Records about charts and figures
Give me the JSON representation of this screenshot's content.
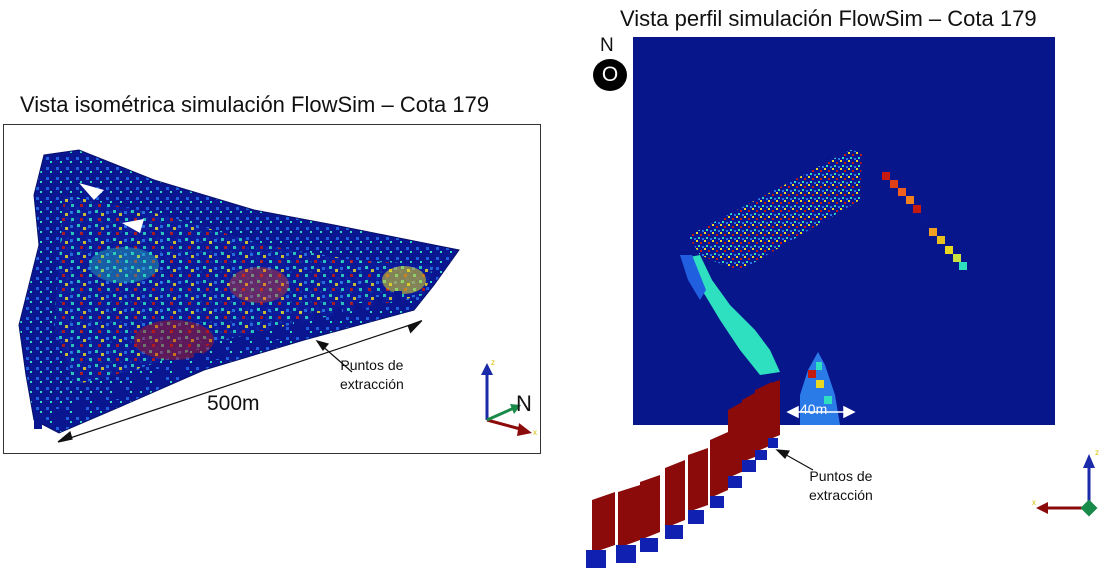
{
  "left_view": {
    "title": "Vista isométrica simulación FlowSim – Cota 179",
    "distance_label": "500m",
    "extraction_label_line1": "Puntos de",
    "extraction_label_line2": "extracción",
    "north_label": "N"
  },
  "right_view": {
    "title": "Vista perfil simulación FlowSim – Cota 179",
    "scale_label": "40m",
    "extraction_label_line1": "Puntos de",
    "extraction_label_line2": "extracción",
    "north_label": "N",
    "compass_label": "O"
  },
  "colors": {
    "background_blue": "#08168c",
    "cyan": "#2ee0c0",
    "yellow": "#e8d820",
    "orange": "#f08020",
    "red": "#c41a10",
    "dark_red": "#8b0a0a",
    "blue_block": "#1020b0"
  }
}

==

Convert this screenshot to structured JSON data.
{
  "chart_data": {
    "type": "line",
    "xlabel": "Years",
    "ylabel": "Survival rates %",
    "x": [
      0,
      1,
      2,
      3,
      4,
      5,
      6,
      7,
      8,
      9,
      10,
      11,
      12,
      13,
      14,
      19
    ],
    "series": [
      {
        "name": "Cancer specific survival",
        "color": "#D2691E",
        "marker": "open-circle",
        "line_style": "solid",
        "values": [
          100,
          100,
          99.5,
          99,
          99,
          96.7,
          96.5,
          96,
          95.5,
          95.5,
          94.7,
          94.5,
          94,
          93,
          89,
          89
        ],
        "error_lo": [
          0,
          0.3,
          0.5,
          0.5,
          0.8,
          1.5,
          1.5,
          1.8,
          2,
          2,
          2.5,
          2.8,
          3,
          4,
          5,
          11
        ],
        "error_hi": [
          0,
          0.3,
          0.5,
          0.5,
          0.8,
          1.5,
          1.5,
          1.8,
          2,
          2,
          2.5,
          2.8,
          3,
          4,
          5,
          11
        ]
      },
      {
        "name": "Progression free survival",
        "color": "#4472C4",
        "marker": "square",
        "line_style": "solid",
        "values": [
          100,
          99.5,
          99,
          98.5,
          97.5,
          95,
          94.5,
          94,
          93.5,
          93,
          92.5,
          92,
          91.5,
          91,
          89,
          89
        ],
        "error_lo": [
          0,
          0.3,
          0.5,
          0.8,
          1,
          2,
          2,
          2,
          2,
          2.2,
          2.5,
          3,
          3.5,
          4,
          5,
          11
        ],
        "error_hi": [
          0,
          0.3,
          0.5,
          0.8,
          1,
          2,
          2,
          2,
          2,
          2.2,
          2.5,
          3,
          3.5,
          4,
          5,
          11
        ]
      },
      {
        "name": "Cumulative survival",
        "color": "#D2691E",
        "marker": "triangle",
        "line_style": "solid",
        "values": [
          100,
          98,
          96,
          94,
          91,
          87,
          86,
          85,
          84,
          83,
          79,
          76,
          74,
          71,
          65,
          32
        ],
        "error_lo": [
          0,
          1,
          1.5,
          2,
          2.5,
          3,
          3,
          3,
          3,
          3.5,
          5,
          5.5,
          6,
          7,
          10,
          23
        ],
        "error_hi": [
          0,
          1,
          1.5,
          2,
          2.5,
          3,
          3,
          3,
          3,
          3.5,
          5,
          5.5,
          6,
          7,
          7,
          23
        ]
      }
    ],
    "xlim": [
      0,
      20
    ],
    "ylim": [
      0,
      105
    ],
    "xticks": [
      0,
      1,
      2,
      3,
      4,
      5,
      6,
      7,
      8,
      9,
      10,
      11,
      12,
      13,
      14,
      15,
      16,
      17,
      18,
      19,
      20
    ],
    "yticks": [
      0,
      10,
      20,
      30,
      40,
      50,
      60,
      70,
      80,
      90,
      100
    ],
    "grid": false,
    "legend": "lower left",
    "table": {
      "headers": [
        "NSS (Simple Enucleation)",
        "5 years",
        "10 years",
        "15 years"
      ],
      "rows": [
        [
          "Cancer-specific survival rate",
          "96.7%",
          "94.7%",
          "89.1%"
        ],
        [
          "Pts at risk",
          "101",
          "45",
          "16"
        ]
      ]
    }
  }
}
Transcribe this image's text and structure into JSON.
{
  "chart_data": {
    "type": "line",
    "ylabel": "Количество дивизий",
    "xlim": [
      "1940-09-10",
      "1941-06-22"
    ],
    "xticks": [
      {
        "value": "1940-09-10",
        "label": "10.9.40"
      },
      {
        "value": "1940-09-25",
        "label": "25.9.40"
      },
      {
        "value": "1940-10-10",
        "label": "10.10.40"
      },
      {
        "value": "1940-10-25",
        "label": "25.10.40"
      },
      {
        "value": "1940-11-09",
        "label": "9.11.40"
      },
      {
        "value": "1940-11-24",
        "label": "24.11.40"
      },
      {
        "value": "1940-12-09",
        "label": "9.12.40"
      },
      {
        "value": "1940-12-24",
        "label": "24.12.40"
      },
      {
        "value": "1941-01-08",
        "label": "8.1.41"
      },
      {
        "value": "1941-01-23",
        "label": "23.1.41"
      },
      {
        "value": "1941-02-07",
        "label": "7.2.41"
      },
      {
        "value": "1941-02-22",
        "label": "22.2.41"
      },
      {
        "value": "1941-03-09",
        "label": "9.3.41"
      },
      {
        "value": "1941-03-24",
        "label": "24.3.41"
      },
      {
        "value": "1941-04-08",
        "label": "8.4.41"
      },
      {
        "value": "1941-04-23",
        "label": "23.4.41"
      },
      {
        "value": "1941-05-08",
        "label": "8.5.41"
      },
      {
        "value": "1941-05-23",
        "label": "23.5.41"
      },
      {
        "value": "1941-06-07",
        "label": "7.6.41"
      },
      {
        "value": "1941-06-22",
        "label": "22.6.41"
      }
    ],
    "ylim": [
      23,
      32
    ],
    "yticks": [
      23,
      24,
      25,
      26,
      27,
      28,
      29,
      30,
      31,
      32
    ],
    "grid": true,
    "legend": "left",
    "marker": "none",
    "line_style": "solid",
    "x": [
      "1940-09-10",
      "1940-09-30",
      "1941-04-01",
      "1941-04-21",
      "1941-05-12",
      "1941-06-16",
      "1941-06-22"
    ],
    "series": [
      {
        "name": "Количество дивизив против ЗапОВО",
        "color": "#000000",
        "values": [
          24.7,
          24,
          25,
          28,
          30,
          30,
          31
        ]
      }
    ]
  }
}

Directive
Your answer should be a single number: the count of lines in these records that hold the string "name".

Solution to the problem
4